## Written task
From the listing below, pull each line that includes "yilgacha".

═══ Extracted records

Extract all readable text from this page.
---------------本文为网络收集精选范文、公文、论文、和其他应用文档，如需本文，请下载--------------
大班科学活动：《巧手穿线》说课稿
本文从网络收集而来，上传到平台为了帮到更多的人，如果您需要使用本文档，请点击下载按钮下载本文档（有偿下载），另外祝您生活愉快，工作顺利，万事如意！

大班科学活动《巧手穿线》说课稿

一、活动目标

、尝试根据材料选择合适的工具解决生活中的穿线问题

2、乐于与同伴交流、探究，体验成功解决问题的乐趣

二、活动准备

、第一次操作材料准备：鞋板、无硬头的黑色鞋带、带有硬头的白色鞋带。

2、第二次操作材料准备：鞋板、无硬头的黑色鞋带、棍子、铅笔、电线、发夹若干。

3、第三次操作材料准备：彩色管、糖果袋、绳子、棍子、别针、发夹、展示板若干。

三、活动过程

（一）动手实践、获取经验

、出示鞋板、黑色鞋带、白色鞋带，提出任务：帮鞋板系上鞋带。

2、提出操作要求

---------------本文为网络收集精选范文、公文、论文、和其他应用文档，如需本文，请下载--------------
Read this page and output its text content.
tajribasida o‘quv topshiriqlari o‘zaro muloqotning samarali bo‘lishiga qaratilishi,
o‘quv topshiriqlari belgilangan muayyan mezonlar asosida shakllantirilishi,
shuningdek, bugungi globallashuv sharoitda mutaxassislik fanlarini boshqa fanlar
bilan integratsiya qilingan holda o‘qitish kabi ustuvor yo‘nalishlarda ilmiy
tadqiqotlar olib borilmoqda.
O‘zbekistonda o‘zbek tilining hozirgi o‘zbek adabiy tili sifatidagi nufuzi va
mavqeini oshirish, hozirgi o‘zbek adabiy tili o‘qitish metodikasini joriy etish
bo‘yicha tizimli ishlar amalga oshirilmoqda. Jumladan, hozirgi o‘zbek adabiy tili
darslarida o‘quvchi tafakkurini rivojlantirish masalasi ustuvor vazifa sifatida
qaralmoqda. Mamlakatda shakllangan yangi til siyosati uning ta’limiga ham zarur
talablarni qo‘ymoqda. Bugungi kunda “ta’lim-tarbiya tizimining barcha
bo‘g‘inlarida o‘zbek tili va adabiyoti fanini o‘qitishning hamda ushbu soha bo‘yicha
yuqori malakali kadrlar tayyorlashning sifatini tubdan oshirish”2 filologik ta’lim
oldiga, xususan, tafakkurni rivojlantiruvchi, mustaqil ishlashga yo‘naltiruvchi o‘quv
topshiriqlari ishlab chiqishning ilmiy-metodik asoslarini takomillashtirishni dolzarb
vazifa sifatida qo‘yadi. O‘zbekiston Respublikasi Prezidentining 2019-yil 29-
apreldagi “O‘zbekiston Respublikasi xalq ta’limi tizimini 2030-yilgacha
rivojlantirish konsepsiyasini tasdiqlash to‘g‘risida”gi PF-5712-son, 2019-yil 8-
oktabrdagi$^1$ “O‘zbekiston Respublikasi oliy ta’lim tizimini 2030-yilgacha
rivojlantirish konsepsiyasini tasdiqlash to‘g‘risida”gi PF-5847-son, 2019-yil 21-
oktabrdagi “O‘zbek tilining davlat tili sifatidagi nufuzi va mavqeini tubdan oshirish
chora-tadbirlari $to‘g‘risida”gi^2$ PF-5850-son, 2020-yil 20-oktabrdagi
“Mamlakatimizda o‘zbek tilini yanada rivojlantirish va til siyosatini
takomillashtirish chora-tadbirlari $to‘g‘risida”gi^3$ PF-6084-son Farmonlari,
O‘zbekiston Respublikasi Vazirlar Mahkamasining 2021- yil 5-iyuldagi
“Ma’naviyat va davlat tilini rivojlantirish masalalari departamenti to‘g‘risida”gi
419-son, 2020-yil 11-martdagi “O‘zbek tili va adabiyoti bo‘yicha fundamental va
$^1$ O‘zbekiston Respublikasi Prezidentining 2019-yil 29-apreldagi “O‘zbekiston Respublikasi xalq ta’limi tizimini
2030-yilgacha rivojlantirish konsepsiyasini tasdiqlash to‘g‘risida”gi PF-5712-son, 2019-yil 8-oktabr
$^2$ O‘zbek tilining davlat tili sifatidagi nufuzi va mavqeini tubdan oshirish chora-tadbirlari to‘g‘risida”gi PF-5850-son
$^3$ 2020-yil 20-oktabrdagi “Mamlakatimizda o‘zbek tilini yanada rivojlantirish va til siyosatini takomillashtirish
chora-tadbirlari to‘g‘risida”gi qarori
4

══════

## Full answer
apreldagi “O‘zbekiston Respublikasi xalq ta’limi tizimini 2030-yilgacha
oktabrdagi$^1$ “O‘zbekiston Respublikasi oliy ta’lim tizimini 2030-yilgacha
2030-yilgacha rivojlantirish konsepsiyasini tasdiqlash to‘g‘risida”gi PF-5712-son, 2019-yil 8-oktabr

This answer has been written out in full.